## Work to complete
In the records below, find each line with the word "pouvoir" and copy it.

## Record set
★ ★ ★ ★ ★ ★ ★
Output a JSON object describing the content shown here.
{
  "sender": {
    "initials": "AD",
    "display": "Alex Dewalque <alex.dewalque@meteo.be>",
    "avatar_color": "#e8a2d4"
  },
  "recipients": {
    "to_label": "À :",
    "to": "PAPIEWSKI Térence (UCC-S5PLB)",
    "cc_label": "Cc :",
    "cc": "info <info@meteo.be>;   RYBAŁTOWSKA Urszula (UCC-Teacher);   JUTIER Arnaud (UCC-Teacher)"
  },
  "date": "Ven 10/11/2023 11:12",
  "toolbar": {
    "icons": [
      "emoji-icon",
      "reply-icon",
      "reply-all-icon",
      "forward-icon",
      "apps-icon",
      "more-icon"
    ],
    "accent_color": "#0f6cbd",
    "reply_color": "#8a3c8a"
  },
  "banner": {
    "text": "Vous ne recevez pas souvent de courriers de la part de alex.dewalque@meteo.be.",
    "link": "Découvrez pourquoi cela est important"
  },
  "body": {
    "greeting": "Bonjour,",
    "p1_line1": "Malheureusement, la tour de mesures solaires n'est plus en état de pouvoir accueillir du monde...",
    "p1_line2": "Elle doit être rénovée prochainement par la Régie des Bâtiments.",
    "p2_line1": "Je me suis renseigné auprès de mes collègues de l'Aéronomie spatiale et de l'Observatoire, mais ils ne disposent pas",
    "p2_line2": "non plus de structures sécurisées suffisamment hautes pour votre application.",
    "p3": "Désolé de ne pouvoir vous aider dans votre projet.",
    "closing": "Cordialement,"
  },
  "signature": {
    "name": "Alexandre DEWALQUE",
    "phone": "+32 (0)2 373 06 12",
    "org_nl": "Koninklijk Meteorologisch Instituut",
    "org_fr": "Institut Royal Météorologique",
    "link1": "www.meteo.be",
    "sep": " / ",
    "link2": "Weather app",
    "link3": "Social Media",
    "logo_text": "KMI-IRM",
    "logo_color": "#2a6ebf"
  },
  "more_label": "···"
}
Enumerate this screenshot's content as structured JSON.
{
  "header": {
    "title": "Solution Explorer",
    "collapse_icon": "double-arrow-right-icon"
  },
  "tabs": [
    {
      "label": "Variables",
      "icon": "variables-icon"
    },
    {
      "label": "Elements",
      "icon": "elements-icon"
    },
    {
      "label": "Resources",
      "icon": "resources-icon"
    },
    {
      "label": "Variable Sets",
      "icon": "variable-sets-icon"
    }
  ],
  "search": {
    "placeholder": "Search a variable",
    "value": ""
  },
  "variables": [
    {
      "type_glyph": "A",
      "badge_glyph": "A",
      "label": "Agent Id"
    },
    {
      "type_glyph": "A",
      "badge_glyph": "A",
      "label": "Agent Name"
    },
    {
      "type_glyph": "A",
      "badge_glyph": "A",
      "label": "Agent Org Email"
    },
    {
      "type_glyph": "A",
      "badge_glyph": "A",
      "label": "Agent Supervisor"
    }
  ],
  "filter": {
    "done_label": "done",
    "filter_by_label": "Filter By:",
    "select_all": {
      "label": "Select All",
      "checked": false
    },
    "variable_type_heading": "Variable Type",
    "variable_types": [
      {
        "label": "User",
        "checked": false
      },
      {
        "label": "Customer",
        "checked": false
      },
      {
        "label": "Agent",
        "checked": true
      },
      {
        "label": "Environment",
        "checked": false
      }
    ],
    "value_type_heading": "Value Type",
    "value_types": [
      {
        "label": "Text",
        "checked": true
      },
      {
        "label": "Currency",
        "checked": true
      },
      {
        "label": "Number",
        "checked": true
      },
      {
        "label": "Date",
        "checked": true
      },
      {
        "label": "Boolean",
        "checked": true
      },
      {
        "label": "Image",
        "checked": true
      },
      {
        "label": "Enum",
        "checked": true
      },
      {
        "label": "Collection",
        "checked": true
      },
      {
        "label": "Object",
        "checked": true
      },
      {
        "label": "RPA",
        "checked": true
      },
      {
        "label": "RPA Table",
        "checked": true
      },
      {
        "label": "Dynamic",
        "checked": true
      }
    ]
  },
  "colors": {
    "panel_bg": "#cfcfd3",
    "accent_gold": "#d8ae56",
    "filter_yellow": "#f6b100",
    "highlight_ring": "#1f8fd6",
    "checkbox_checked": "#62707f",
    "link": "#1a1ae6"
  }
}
★ ★ ★ ★ ★ ★ ★
## Result of the exercise
    "p1_line1": "Malheureusement, la tour de mesures solaires n'est plus en état de pouvoir accueillir du monde...",
    "p3": "Désolé de ne pouvoir vous aider dans votre projet.",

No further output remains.